**Required work:**
a – Name each distinct method that appears in the "at" entries of the stack trace in the Elasticsearch error post below, listing each name only once.
b – Answer these questions from the Elasticsearch error post below:
(i) How many times was the exception repeated?
(ii) On which node does the poster see these errors?
(iii) Which index is named in the SearchParseException?
c – Print the part of the Elasticsearch error post below that starts with "Failed to execute org.elasticsearch.action.search.SearchRequest" and goes on through "the master node.".

**Selected passage:**
╔══

Failed to execute org.elasticsearch.action.search.SearchRequest error

Hey guys,

I noticed that results stopped turning up in Logstash. And when I tailed the Elasticsearch logs, I noticed this exception repeated over and over again, a total of 85 times:

    #grep "Failed to execute \[org.elasticsearch.action.search.SearchRequest@2c539ad4\] lastShard \[true\]" /var/log/elasticsearch/elasticsearch.log | wc -l
 85

I don't see these errors in the ES logs on the other two nodes. I only see it on the master node.

Here's the full output of the error:

[2015-07-11 20:23:56,239][DEBUG][action.search.type       ] [JF_ES1] All shards failed for phase: [query]
org.elasticsearch.transport.RemoteTransportException: [JF_ES2][inet[/10.10.10.26:9300]][indices:data/read/search[phase/query]]
Caused by: org.elasticsearch.search.SearchParseException: [logstash-2015.07.11][3]: from[-1],size[-1]: Parse Failure [Failed to parse source [{
  "query" : {
      "_id" : "AU56fE-yr7opIbuImhJ1"
 }
}]]
        at org.elasticsearch.search.SearchService.parseSource(SearchService.java:735)
        at org.elasticsearch.search.SearchService.createContext(SearchService.java:560)
        at org.elasticsearch.search.SearchService.createAndPutContext(SearchService.java:532)
        at org.elasticsearch.search.SearchService.executeQueryPhase(SearchService.java:294)
        at org.elasticsearch.search.action.SearchServiceTransportAction$SearchQueryTransportHandler.messageReceived(SearchServiceTransportAction.java:776)
        at org.elasticsearch.search.action.SearchServiceTransportAction$SearchQueryTransportHandler.messageReceived(SearchServiceTransportAction.java:767)
        at org.elasticsearch.transport.netty.MessageChannelHandler$RequestHandler.doRun(MessageChannelHandler.java:279)

╚══

**Provided material:**

╔══

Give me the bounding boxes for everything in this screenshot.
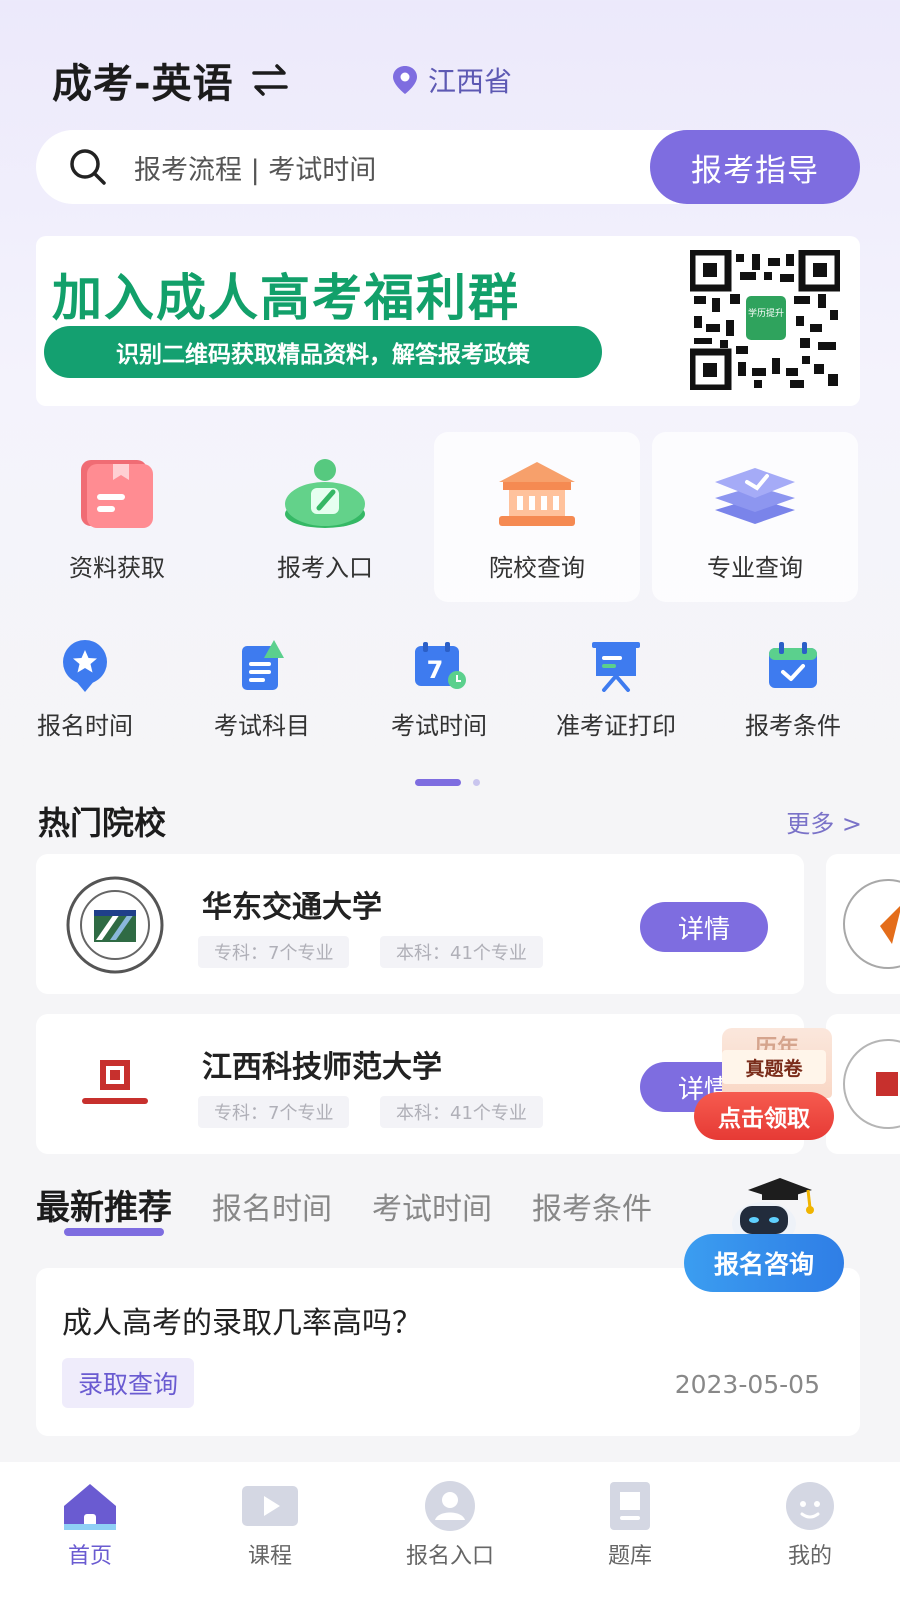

╚══

**Outputs by task:**
a –
parseSource
createContext
createAndPutContext
executeQueryPhase
messageReceived
doRun

b –
(i) 85 times
(ii) Only on the master node
(iii) logstash-2015.07.11

c –
Failed to execute org.elasticsearch.action.search.SearchRequest error

Hey guys,

I noticed that results stopped turning up in Logstash. And when I tailed the Elasticsearch logs, I noticed this exception repeated over and over again, a total of 85 times:

    #grep "Failed to execute \[org.elasticsearch.action.search.SearchRequest@2c539ad4\] lastShard \[true\]" /var/log/elasticsearch/elasticsearch.log | wc -l
 85

I don't see these errors in the ES logs on the other two nodes. I only see it on the master node.